■ TASK STATEMENT
Exactly as written, print each record in the listing.

■ Figure record extracts
· · ·
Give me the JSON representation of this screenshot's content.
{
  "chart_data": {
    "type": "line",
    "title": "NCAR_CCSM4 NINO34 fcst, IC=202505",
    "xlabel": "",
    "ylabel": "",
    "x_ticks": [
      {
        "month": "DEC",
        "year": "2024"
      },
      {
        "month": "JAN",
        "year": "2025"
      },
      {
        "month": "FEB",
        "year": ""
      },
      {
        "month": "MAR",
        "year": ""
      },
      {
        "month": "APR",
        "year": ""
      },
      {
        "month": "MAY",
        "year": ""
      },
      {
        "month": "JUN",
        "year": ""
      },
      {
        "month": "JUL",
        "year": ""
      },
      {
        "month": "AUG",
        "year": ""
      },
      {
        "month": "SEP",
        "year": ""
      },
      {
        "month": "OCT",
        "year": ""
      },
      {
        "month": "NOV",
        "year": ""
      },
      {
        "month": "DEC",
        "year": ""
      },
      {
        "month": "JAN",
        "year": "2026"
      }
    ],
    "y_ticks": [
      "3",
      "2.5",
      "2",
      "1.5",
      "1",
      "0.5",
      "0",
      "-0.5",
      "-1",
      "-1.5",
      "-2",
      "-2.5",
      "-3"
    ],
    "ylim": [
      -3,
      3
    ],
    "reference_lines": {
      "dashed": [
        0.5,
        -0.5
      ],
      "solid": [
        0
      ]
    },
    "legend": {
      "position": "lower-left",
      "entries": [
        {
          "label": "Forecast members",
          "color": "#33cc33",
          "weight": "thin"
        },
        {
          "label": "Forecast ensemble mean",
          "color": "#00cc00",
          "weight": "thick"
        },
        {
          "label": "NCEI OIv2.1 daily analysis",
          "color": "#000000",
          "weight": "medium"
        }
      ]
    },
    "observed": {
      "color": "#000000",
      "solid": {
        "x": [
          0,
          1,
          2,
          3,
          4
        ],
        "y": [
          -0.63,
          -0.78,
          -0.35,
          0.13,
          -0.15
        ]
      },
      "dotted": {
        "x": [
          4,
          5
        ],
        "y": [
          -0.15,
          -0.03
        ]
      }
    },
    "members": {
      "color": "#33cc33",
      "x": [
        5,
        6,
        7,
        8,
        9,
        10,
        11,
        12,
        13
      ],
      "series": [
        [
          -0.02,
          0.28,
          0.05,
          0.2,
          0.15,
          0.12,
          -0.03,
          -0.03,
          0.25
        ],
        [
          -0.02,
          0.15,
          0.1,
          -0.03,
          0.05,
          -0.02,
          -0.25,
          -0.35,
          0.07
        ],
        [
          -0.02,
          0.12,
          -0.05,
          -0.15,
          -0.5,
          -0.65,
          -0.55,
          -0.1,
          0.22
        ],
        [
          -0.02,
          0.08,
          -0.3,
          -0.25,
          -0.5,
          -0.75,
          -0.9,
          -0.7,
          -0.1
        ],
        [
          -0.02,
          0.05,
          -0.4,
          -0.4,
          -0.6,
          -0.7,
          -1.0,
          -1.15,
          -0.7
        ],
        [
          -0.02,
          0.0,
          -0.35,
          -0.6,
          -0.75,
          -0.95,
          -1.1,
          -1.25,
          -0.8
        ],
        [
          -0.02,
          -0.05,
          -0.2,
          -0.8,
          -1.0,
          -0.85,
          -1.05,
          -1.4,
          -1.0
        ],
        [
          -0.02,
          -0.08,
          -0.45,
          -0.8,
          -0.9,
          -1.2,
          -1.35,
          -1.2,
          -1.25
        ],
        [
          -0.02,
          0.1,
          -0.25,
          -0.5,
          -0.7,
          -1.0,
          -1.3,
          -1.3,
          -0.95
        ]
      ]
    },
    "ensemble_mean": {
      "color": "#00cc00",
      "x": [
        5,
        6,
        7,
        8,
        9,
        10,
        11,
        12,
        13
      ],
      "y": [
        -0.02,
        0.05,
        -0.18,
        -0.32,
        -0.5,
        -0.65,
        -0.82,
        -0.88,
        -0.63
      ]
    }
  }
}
· · ·
■ TASK RESPONSE
Give me the JSON representation of this screenshot's content.
{
  "chart_data": {
    "type": "line",
    "title": "NCAR_CCSM4 NINO34 fcst, IC=202505",
    "xlabel": "",
    "ylabel": "",
    "x_ticks": [
      {
        "month": "DEC",
        "year": "2024"
      },
      {
        "month": "JAN",
        "year": "2025"
      },
      {
        "month": "FEB",
        "year": ""
      },
      {
        "month": "MAR",
        "year": ""
      },
      {
        "month": "APR",
        "year": ""
      },
      {
        "month": "MAY",
        "year": ""
      },
      {
        "month": "JUN",
        "year": ""
      },
      {
        "month": "JUL",
        "year": ""
      },
      {
        "month": "AUG",
        "year": ""
      },
      {
        "month": "SEP",
        "year": ""
      },
      {
        "month": "OCT",
        "year": ""
      },
      {
        "month": "NOV",
        "year": ""
      },
      {
        "month": "DEC",
        "year": ""
      },
      {
        "month": "JAN",
        "year": "2026"
      }
    ],
    "y_ticks": [
      "3",
      "2.5",
      "2",
      "1.5",
      "1",
      "0.5",
      "0",
      "-0.5",
      "-1",
      "-1.5",
      "-2",
      "-2.5",
      "-3"
    ],
    "ylim": [
      -3,
      3
    ],
    "reference_lines": {
      "dashed": [
        0.5,
        -0.5
      ],
      "solid": [
        0
      ]
    },
    "legend": {
      "position": "lower-left",
      "entries": [
        {
          "label": "Forecast members",
          "color": "#33cc33",
          "weight": "thin"
        },
        {
          "label": "Forecast ensemble mean",
          "color": "#00cc00",
          "weight": "thick"
        },
        {
          "label": "NCEI OIv2.1 daily analysis",
          "color": "#000000",
          "weight": "medium"
        }
      ]
    },
    "observed": {
      "color": "#000000",
      "solid": {
        "x": [
          0,
          1,
          2,
          3,
          4
        ],
        "y": [
          -0.63,
          -0.78,
          -0.35,
          0.13,
          -0.15
        ]
      },
      "dotted": {
        "x": [
          4,
          5
        ],
        "y": [
          -0.15,
          -0.03
        ]
      }
    },
    "members": {
      "color": "#33cc33",
      "x": [
        5,
        6,
        7,
        8,
        9,
        10,
        11,
        12,
        13
      ],
      "series": [
        [
          -0.02,
          0.28,
          0.05,
          0.2,
          0.15,
          0.12,
          -0.03,
          -0.03,
          0.25
        ],
        [
          -0.02,
          0.15,
          0.1,
          -0.03,
          0.05,
          -0.02,
          -0.25,
          -0.35,
          0.07
        ],
        [
          -0.02,
          0.12,
          -0.05,
          -0.15,
          -0.5,
          -0.65,
          -0.55,
          -0.1,
          0.22
        ],
        [
          -0.02,
          0.08,
          -0.3,
          -0.25,
          -0.5,
          -0.75,
          -0.9,
          -0.7,
          -0.1
        ],
        [
          -0.02,
          0.05,
          -0.4,
          -0.4,
          -0.6,
          -0.7,
          -1.0,
          -1.15,
          -0.7
        ],
        [
          -0.02,
          0.0,
          -0.35,
          -0.6,
          -0.75,
          -0.95,
          -1.1,
          -1.25,
          -0.8
        ],
        [
          -0.02,
          -0.05,
          -0.2,
          -0.8,
          -1.0,
          -0.85,
          -1.05,
          -1.4,
          -1.0
        ],
        [
          -0.02,
          -0.08,
          -0.45,
          -0.8,
          -0.9,
          -1.2,
          -1.35,
          -1.2,
          -1.25
        ],
        [
          -0.02,
          0.1,
          -0.25,
          -0.5,
          -0.7,
          -1.0,
          -1.3,
          -1.3,
          -0.95
        ]
      ]
    },
    "ensemble_mean": {
      "color": "#00cc00",
      "x": [
        5,
        6,
        7,
        8,
        9,
        10,
        11,
        12,
        13
      ],
      "y": [
        -0.02,
        0.05,
        -0.18,
        -0.32,
        -0.5,
        -0.65,
        -0.82,
        -0.88,
        -0.63
      ]
    }
  }
}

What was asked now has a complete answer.